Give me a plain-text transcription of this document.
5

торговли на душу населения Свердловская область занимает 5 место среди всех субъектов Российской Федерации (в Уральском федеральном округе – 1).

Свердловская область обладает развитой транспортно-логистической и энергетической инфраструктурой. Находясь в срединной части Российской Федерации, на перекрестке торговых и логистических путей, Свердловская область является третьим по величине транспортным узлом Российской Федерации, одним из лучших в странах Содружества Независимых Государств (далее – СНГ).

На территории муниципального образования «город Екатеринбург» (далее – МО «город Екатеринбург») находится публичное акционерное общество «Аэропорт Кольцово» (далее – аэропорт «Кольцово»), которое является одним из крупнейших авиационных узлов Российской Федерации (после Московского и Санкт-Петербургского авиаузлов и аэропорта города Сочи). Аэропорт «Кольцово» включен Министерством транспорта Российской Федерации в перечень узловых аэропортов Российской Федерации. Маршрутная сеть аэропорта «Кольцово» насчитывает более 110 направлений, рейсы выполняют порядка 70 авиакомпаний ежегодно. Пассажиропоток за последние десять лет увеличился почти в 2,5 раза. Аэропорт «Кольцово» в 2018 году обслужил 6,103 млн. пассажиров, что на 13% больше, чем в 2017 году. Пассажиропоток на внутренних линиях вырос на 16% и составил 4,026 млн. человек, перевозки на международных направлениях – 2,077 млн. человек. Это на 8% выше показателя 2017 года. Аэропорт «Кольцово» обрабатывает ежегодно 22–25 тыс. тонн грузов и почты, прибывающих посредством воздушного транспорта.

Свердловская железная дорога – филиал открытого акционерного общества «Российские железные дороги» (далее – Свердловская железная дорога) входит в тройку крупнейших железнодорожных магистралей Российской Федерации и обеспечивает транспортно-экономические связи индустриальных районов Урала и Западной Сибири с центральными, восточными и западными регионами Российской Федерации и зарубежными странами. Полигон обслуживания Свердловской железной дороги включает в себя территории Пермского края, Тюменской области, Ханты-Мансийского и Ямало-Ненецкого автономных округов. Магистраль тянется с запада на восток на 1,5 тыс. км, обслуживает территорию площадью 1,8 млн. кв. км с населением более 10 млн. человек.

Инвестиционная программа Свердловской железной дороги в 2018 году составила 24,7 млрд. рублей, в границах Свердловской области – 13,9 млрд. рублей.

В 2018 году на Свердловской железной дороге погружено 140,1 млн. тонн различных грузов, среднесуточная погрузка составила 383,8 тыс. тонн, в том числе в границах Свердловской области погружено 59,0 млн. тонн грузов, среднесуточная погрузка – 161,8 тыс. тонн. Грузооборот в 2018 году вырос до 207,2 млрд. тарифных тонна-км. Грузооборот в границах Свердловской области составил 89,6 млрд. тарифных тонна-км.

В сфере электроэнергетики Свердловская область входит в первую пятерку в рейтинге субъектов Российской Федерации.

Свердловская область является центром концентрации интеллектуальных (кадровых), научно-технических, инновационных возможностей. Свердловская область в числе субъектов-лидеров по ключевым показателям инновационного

━━━━━━━━

PROBLEM:
Copy each line of the data above that holds "субъектов".

PROBLEM SOLUTION:
торговли на душу населения Свердловская область занимает 5 место среди всех субъектов Российской Федерации (в Уральском федеральном округе – 1).
В сфере электроэнергетики Свердловская область входит в первую пятерку в рейтинге субъектов Российской Федерации.
Свердловская область является центром концентрации интеллектуальных (кадровых), научно-технических, инновационных возможностей. Свердловская область в числе субъектов-лидеров по ключевым показателям инновационного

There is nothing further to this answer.